■ **WRITTEN TASK**
Gather every line of the entries that includes the word "Marques".

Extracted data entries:
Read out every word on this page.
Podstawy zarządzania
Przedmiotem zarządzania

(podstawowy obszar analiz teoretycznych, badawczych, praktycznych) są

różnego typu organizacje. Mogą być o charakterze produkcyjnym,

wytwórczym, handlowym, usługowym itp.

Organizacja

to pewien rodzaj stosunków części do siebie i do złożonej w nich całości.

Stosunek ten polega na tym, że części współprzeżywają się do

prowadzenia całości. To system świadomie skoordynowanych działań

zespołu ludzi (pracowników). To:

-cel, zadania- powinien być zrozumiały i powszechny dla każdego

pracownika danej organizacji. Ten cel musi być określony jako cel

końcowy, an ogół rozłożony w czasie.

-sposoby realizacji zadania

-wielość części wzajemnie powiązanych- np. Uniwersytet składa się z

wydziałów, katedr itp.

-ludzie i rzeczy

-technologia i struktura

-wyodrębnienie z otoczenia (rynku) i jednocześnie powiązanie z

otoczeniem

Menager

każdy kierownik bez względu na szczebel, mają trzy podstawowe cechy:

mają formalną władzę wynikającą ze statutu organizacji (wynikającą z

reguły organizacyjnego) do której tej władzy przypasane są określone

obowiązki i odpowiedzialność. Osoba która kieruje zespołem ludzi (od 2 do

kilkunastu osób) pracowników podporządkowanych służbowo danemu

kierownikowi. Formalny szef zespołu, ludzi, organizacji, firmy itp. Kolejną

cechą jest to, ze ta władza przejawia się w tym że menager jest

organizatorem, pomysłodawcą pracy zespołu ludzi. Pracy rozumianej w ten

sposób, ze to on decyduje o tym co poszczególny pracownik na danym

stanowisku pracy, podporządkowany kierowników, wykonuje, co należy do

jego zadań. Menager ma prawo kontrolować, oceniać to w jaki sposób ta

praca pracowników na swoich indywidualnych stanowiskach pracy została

==

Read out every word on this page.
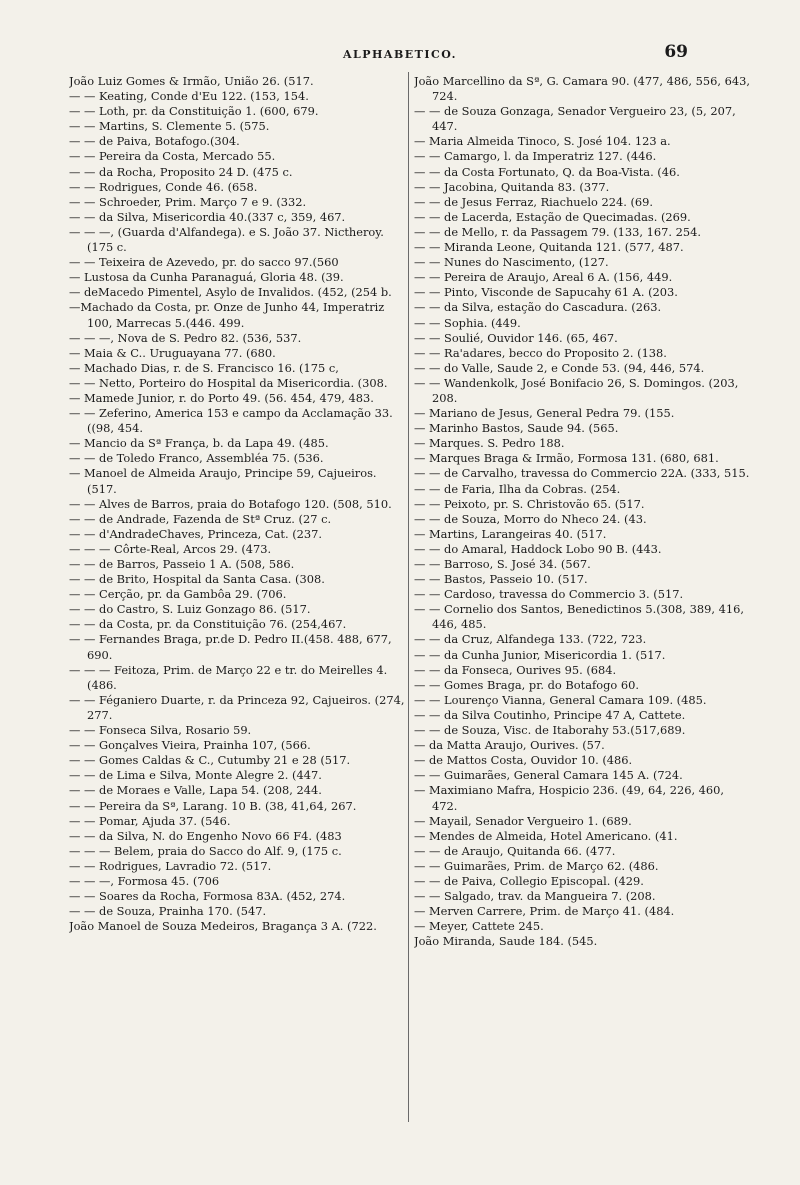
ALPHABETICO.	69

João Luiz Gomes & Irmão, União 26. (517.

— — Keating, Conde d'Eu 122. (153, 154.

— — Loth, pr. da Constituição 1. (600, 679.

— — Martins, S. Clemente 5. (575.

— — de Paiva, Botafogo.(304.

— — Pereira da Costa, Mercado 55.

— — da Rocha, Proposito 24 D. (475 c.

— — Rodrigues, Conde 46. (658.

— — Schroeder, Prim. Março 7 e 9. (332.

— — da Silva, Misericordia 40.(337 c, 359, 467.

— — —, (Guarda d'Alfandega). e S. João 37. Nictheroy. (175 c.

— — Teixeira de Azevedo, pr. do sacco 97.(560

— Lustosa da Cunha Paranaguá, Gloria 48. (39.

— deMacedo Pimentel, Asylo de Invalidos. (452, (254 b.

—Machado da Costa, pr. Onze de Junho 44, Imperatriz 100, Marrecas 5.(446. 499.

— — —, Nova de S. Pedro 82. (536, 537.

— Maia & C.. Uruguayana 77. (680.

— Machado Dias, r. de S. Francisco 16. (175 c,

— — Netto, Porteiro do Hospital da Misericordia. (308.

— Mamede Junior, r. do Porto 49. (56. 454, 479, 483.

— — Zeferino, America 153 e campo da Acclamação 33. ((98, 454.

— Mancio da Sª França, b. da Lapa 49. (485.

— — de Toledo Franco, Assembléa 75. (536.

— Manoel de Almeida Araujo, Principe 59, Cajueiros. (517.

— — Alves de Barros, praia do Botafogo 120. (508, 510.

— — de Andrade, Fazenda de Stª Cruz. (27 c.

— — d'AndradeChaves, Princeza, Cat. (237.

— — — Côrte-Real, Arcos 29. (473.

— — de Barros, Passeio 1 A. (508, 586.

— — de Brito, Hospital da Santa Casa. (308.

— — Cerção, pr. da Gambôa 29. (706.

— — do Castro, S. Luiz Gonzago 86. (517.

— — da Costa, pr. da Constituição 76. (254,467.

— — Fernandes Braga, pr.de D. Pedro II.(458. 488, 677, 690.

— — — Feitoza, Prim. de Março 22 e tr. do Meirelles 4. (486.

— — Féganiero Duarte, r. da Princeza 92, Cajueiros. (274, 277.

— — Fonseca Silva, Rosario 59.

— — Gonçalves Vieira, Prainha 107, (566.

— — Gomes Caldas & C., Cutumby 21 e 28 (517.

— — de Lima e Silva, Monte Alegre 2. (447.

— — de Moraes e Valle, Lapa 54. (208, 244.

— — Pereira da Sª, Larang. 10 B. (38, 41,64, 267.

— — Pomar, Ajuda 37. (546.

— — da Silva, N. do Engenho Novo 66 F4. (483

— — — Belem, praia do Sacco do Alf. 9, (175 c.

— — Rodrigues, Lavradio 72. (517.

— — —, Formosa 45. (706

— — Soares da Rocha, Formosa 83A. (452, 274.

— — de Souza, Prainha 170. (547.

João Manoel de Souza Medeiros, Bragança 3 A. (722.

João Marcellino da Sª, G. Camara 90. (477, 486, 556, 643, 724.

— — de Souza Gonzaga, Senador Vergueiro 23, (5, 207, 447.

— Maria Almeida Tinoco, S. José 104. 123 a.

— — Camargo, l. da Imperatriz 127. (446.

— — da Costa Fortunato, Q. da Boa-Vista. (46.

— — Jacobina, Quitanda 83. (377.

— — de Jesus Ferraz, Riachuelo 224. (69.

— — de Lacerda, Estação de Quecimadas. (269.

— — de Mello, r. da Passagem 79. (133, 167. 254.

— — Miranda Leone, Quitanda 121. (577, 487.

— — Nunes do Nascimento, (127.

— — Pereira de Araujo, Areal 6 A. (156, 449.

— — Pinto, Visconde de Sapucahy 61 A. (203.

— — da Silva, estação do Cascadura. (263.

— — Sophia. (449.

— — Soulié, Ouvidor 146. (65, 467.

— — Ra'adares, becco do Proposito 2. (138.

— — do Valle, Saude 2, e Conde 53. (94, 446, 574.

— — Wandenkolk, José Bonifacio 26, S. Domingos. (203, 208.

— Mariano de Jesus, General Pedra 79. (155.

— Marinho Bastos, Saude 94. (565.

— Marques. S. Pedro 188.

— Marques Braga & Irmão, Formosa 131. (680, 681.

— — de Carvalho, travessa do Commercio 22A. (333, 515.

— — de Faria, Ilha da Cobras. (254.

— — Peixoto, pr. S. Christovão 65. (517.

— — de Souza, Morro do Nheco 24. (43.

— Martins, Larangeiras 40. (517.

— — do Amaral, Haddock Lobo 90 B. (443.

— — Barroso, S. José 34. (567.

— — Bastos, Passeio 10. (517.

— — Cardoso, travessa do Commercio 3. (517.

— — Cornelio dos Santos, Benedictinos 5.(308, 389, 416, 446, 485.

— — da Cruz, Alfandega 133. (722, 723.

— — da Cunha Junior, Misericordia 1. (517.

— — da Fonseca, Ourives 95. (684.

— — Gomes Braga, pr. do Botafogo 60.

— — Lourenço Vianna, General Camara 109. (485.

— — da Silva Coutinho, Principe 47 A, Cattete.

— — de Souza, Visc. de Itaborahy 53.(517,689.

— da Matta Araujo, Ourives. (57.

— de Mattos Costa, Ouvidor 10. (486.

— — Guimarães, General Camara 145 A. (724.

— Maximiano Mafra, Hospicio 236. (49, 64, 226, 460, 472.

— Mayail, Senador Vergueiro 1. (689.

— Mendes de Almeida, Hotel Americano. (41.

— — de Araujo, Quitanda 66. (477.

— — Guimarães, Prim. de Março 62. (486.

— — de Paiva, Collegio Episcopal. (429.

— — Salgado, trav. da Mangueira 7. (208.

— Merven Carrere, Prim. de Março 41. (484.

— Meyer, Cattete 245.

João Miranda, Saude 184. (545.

■ **TASK ANSWER**
— Marques. S. Pedro 188.
— Marques Braga & Irmão, Formosa 131. (680, 681.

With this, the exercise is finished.